- **Do this**
For each line in the data below that holds "appropriate", return a copy.

▼

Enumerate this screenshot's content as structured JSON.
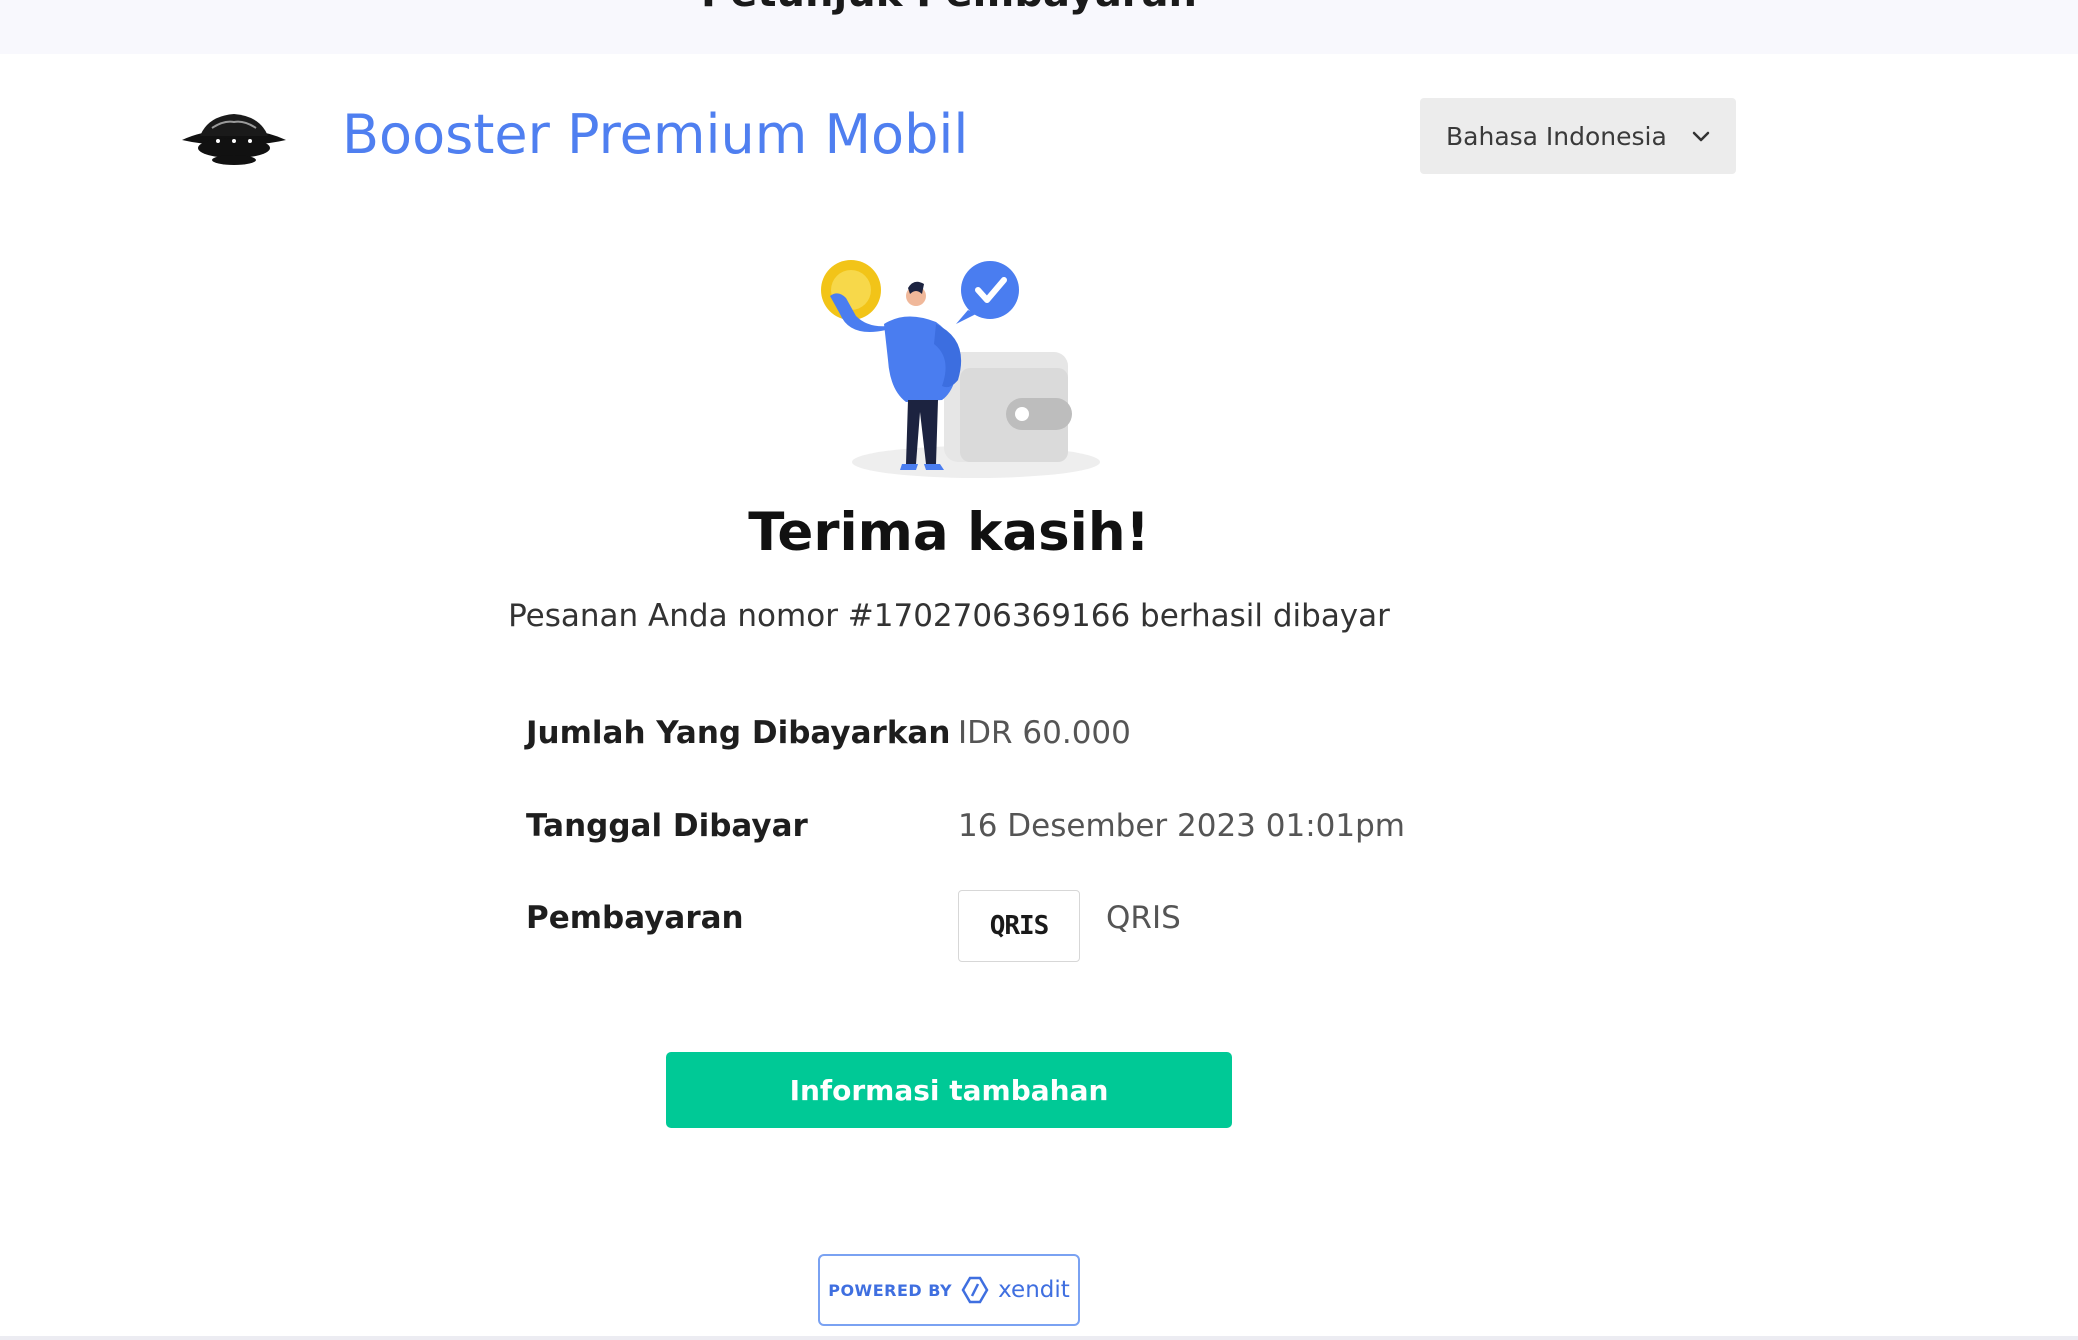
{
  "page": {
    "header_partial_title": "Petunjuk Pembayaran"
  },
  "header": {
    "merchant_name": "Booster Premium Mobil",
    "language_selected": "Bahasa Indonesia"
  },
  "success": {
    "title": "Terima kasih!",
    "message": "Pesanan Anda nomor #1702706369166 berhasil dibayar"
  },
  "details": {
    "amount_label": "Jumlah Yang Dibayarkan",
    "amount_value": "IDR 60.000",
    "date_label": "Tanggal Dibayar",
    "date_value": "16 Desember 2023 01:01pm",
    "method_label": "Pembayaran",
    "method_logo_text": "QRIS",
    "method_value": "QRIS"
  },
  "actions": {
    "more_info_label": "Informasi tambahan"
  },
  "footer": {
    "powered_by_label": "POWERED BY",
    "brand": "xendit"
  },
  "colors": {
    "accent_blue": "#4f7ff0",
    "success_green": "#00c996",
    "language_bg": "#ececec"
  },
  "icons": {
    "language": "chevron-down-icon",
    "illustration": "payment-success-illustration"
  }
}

▲
▼

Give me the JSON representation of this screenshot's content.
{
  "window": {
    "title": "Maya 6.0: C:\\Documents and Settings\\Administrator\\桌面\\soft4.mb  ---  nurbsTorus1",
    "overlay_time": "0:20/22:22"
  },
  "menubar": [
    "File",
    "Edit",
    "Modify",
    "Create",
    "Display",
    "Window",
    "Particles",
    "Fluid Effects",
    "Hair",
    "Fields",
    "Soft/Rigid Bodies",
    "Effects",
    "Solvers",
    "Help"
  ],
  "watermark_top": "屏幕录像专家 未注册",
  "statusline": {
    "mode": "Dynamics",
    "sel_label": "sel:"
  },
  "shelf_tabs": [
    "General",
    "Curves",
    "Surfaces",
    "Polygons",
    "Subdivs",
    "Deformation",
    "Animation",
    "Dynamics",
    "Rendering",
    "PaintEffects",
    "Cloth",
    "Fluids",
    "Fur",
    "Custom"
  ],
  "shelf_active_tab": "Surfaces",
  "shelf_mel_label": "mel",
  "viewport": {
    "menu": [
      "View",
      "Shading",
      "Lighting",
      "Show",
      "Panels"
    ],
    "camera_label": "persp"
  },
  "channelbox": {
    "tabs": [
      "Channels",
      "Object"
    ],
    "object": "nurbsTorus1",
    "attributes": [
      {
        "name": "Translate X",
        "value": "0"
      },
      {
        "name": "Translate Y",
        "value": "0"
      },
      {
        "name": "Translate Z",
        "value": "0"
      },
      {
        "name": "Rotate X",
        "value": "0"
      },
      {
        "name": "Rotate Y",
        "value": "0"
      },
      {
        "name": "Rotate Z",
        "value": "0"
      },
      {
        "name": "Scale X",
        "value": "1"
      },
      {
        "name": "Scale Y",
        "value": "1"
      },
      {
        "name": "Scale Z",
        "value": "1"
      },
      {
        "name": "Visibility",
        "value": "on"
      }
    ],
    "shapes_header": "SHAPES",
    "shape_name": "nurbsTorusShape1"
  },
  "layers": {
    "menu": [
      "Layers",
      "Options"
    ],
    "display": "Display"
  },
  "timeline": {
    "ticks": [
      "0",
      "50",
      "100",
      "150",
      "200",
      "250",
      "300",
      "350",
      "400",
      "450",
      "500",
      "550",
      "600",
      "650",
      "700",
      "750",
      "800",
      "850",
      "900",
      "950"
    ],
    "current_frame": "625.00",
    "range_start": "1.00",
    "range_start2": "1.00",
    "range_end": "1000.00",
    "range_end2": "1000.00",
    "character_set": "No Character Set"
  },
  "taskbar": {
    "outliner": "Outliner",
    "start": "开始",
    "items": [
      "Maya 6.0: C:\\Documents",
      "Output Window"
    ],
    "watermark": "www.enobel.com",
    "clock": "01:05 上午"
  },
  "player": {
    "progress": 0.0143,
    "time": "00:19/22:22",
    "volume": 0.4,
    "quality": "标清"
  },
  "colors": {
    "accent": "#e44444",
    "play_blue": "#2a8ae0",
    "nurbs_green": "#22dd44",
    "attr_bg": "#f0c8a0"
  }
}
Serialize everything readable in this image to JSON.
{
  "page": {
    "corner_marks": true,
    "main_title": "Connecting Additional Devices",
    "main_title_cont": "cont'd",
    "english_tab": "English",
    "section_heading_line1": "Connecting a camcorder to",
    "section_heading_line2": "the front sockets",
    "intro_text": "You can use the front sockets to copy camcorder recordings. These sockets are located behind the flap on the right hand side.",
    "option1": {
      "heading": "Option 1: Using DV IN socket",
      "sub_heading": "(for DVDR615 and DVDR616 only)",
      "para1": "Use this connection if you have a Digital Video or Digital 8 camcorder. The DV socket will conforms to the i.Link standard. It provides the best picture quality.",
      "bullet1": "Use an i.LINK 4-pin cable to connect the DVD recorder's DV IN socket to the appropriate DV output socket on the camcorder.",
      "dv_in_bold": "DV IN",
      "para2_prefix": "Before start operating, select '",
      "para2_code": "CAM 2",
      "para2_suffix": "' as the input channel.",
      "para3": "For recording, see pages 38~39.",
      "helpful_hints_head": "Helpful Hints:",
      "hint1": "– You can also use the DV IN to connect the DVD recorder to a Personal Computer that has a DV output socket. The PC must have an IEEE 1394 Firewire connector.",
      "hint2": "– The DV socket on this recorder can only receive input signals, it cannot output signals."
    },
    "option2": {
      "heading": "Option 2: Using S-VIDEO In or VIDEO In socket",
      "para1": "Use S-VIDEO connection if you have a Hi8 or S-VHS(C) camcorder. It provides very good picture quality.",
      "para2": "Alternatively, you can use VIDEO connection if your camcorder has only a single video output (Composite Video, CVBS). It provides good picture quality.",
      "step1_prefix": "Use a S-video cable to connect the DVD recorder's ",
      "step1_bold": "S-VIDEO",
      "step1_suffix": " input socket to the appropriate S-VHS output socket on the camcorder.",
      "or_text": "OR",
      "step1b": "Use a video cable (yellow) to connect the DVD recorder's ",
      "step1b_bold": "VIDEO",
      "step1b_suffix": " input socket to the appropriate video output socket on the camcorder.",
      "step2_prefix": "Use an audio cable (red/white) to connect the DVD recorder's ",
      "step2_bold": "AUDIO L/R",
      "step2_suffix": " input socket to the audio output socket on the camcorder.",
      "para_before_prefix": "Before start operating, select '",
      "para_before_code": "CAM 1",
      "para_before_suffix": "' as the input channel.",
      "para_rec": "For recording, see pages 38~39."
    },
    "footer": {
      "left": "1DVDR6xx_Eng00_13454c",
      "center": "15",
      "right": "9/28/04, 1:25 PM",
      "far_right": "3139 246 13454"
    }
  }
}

▲
▼

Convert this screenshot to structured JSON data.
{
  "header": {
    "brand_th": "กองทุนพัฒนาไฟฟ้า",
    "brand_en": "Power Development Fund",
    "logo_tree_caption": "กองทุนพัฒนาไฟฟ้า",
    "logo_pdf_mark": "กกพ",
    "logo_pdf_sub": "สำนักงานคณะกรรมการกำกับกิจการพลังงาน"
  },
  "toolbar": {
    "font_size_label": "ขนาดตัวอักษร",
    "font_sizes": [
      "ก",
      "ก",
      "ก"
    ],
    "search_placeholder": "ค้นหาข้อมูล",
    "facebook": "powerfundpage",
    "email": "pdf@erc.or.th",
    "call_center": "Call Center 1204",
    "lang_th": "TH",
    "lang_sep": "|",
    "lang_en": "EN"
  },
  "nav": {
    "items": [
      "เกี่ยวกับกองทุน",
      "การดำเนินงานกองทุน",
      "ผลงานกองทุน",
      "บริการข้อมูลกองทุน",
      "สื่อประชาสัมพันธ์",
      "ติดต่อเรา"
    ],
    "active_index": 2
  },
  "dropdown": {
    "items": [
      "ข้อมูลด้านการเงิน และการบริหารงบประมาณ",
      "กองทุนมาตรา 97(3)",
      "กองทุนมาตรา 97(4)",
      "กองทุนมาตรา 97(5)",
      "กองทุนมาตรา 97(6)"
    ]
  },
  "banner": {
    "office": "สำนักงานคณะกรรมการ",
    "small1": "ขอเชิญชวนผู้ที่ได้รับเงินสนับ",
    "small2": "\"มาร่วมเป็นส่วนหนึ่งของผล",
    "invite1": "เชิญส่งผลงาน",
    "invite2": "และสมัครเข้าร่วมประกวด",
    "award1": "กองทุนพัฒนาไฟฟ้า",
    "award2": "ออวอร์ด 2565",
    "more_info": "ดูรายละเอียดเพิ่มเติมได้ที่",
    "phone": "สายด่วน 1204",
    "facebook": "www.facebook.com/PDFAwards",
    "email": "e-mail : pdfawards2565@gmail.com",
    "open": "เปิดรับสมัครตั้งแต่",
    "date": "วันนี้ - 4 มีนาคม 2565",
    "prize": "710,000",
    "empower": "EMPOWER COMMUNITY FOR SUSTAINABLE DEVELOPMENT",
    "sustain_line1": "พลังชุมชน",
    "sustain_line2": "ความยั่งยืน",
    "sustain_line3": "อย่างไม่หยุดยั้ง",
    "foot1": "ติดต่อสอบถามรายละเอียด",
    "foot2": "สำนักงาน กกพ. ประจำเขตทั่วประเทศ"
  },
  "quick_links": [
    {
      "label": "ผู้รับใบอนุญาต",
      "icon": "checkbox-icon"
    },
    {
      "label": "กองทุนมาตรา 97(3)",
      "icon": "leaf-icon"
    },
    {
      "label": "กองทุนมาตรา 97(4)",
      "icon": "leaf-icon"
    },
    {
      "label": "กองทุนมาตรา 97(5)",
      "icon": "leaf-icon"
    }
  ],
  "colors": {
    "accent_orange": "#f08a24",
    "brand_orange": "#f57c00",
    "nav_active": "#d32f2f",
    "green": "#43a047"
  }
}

▲

- **Task result**
      "bullet1": "Use an i.LINK 4-pin cable to connect the DVD recorder's DV IN socket to the appropriate DV output socket on the camcorder.",
      "step1_suffix": " input socket to the appropriate S-VHS output socket on the camcorder.",
      "step1b_suffix": " input socket to the appropriate video output socket on the camcorder.",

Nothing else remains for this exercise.